* _Requirements_
Using the records that follow, copy every line containing the word "биологических".

↓

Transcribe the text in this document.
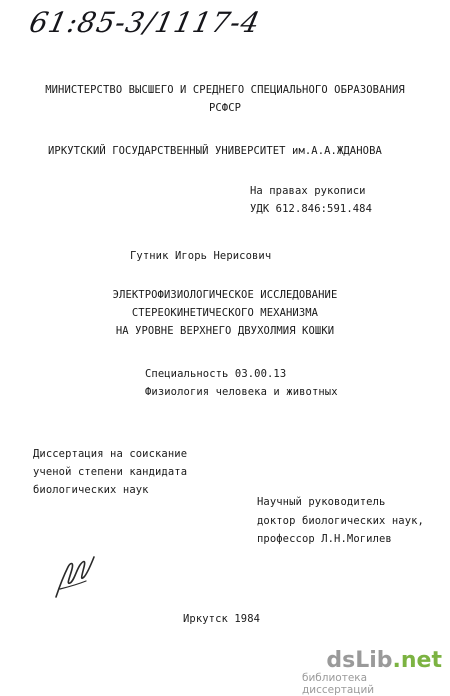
61:85-3/1117-4
МИНИСТЕРСТВО ВЫСШЕГО И СРЕДНЕГО СПЕЦИАЛЬНОГО ОБРАЗОВАНИЯ
РСФСР
ИРКУТСКИЙ ГОСУДАРСТВЕННЫЙ УНИВЕРСИТЕТ им.А.А.ЖДАНОВА
На правах рукописи
УДК 612.846:591.484
Гутник Игорь Нерисович
ЭЛЕКТРОФИЗИОЛОГИЧЕСКОЕ ИССЛЕДОВАНИЕ
СТЕРЕОКИНЕТИЧЕСКОГО МЕХАНИЗМА
НА УРОВНЕ ВЕРХНЕГО ДВУХОЛМИЯ КОШКИ
Специальность 03.00.13
Физиология человека и животных
Диссертация на соискание
ученой степени кандидата
биологических наук
Научный руководитель
доктор биологических наук,
профессор Л.Н.Могилев
Иркутск 1984
dsLib.net
библиотека диссертаций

↑

* _Final result_
биологических наук
доктор биологических наук,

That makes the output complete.